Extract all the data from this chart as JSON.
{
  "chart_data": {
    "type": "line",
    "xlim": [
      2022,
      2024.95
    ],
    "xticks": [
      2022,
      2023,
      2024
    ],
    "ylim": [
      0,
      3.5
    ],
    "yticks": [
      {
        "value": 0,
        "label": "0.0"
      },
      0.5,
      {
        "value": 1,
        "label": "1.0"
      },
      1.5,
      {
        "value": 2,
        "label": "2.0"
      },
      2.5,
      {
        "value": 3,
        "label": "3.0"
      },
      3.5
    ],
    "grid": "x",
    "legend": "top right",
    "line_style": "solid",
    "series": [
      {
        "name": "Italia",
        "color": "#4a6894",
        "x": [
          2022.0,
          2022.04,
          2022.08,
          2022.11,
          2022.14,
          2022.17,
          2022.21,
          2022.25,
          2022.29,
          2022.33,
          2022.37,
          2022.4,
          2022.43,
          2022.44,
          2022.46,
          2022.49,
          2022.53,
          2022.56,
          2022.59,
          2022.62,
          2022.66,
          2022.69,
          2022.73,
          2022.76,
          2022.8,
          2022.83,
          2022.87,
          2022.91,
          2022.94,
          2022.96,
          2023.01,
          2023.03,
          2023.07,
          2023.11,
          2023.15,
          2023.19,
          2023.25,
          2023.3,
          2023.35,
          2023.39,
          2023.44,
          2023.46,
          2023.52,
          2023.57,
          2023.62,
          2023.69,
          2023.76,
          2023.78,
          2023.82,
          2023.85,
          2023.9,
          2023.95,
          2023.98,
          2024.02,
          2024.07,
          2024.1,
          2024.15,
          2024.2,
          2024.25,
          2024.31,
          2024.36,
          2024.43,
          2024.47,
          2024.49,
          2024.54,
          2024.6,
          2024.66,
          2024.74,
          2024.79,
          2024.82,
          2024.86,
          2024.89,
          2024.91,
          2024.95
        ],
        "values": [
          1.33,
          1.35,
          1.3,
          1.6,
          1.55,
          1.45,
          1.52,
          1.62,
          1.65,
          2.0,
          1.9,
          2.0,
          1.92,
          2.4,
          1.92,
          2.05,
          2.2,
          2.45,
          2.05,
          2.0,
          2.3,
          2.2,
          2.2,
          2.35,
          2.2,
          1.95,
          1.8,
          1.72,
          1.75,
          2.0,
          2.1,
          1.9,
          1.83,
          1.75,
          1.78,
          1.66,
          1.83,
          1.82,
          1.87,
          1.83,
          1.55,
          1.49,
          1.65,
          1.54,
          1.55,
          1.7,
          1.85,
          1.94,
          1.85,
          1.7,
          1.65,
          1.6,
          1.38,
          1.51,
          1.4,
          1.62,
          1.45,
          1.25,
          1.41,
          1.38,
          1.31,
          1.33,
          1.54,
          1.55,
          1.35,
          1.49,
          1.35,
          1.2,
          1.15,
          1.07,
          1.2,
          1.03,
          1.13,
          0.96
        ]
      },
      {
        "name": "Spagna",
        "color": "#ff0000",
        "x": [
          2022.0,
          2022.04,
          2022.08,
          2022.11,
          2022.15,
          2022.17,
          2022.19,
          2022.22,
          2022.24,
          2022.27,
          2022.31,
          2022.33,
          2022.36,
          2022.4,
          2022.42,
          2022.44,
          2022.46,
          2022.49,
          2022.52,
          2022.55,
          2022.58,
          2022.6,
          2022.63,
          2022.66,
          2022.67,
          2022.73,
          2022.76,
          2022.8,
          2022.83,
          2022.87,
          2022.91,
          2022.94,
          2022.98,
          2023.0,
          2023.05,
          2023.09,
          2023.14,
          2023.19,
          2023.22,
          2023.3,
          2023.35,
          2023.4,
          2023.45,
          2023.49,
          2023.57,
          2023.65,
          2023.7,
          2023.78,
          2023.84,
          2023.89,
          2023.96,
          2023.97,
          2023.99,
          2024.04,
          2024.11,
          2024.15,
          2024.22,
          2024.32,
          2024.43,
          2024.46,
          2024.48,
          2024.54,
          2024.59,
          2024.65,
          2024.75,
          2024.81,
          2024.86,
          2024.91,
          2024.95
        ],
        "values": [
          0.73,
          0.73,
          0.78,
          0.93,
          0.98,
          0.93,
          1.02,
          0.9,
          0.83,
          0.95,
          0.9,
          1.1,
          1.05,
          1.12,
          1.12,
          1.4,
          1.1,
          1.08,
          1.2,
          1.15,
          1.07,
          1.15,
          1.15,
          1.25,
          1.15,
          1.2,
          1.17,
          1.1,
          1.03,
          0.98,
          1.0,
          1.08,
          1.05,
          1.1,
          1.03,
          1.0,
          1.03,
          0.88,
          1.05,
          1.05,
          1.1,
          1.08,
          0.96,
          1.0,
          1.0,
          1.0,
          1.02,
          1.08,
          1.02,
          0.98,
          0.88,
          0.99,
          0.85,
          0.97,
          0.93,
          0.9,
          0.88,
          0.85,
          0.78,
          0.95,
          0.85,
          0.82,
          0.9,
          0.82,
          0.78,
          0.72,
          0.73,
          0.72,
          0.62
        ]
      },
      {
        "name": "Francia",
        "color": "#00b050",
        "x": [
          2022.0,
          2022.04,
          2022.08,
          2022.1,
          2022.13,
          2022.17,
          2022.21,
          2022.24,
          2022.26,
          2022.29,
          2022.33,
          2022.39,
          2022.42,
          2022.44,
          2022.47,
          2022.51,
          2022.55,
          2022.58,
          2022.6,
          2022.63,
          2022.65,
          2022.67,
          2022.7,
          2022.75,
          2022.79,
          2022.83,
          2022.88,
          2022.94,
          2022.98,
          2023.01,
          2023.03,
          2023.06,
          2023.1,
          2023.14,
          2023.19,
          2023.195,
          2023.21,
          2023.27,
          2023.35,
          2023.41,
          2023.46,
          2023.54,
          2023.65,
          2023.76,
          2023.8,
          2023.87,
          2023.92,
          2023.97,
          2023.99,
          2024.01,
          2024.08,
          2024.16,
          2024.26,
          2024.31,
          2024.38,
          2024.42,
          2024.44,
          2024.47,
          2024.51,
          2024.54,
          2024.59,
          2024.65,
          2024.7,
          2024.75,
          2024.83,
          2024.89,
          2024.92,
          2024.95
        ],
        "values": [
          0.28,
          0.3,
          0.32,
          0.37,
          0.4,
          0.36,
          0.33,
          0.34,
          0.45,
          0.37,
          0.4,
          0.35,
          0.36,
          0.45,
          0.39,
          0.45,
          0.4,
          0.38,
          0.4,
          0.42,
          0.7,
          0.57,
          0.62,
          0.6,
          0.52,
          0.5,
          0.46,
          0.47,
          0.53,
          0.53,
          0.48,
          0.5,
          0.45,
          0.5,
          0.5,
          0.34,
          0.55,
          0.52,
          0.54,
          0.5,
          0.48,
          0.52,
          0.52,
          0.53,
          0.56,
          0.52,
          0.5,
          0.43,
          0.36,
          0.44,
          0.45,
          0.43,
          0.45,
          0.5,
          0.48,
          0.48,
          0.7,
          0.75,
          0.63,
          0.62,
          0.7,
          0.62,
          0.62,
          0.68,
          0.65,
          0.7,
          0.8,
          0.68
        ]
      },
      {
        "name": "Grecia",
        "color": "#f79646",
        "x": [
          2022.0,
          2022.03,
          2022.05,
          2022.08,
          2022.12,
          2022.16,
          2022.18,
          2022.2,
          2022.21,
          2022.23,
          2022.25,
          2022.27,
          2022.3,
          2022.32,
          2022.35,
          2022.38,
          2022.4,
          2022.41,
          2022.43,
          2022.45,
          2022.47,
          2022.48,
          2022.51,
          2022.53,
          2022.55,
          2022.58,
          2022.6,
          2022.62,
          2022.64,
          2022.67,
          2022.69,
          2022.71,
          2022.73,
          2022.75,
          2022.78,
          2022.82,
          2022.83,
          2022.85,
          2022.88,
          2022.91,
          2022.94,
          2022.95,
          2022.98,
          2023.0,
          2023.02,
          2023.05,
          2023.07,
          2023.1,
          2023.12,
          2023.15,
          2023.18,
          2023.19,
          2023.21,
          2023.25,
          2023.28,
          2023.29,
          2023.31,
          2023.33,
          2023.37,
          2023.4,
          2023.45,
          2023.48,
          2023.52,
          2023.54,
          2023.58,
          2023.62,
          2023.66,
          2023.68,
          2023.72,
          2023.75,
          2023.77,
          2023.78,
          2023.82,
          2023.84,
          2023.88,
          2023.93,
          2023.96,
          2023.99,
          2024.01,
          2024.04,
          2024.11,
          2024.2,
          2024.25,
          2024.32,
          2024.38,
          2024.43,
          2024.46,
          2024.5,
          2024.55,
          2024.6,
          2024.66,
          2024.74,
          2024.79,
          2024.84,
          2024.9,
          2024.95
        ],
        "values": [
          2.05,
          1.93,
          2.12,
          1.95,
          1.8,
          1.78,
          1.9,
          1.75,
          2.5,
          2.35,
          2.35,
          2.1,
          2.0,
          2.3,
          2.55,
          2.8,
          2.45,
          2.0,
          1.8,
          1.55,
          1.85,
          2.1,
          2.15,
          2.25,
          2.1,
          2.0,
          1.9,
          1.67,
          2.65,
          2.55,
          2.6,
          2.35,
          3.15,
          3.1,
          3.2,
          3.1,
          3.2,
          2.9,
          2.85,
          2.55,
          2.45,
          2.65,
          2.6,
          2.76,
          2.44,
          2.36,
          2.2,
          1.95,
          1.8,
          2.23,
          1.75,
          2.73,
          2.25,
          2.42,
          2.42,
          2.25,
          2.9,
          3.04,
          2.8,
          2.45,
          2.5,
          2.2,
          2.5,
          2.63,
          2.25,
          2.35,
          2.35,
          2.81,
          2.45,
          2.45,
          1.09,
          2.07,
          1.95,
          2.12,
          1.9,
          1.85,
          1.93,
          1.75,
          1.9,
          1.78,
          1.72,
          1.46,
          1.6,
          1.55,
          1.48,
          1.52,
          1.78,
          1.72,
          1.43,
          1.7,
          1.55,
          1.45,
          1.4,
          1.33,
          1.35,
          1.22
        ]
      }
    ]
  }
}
● ● ● ●
> _Problem requirements_
Isolate the lines above that contain the word "color" and copy them.

> _The response_
        "color": "#4a6894",
        "color": "#ff0000",
        "color": "#00b050",
        "color": "#f79646",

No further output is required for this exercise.